--- start of Source material ---

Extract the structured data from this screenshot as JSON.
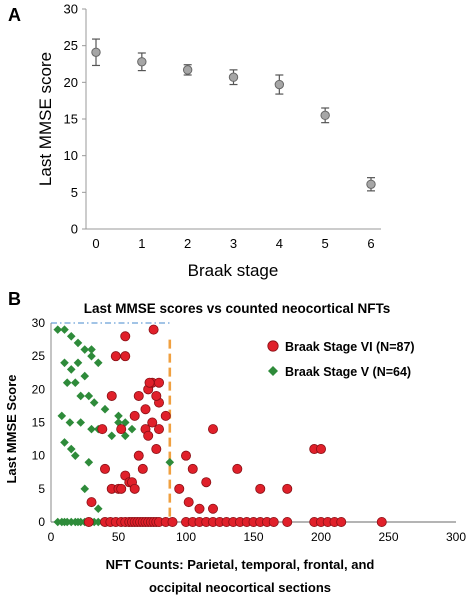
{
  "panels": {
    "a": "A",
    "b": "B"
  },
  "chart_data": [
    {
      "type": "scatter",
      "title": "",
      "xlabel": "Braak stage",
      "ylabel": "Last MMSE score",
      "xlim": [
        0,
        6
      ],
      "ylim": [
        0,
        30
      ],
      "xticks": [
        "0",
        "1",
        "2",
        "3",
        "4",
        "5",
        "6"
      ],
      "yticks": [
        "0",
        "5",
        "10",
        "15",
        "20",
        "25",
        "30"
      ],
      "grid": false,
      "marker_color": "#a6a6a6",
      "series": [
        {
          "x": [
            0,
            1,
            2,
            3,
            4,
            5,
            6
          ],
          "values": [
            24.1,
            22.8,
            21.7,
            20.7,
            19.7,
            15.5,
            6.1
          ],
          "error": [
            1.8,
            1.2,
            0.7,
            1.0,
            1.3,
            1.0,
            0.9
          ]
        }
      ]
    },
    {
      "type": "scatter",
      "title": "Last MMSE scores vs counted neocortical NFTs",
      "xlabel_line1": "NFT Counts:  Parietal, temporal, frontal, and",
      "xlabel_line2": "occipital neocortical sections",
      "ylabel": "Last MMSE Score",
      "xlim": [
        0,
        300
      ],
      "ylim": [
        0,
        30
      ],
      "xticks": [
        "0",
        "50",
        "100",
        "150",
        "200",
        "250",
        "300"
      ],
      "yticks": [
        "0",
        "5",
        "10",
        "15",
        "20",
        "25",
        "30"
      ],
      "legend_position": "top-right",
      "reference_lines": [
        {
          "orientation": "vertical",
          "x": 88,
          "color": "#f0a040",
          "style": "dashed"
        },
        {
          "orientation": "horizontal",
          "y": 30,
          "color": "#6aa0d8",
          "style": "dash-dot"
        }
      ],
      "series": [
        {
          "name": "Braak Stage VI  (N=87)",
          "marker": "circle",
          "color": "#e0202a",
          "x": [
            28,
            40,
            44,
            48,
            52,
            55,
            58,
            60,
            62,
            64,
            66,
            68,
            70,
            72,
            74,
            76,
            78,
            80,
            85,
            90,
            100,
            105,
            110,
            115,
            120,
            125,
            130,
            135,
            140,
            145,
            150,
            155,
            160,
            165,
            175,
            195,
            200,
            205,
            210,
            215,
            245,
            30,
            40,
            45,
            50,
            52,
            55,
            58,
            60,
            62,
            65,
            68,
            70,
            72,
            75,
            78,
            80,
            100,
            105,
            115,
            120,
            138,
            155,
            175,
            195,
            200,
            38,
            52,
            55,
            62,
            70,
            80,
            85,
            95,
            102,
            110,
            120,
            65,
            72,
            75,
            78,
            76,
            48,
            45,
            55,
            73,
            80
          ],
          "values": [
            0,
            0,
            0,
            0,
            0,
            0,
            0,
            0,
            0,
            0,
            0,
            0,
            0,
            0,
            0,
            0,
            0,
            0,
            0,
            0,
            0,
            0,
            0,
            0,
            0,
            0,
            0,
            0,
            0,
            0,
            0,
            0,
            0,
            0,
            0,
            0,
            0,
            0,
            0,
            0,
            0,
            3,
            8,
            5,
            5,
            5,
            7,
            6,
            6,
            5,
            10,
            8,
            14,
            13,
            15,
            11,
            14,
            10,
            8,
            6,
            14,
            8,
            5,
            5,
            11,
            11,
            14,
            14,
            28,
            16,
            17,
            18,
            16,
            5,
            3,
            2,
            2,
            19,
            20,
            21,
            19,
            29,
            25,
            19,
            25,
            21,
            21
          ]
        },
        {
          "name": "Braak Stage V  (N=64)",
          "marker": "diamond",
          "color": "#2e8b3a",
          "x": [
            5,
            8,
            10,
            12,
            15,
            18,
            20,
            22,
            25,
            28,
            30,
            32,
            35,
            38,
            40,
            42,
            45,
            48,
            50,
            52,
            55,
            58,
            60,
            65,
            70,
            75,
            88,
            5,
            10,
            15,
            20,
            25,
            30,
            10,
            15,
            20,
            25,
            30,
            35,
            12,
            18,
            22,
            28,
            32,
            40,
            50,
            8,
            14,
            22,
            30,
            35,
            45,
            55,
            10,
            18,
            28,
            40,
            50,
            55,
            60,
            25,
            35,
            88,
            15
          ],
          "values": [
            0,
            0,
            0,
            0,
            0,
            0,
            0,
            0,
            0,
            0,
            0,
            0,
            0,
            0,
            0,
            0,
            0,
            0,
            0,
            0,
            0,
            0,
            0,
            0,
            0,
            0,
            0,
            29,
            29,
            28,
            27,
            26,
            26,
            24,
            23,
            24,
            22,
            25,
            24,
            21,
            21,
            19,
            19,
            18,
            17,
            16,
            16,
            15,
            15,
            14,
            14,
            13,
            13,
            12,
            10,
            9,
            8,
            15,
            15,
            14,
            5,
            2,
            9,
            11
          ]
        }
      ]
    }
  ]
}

--- end of Source material ---

▶ What the exercise asks: What count of lines in the listing contain the word "MMSE"? Reply with the number only.

▶ Solution below: 3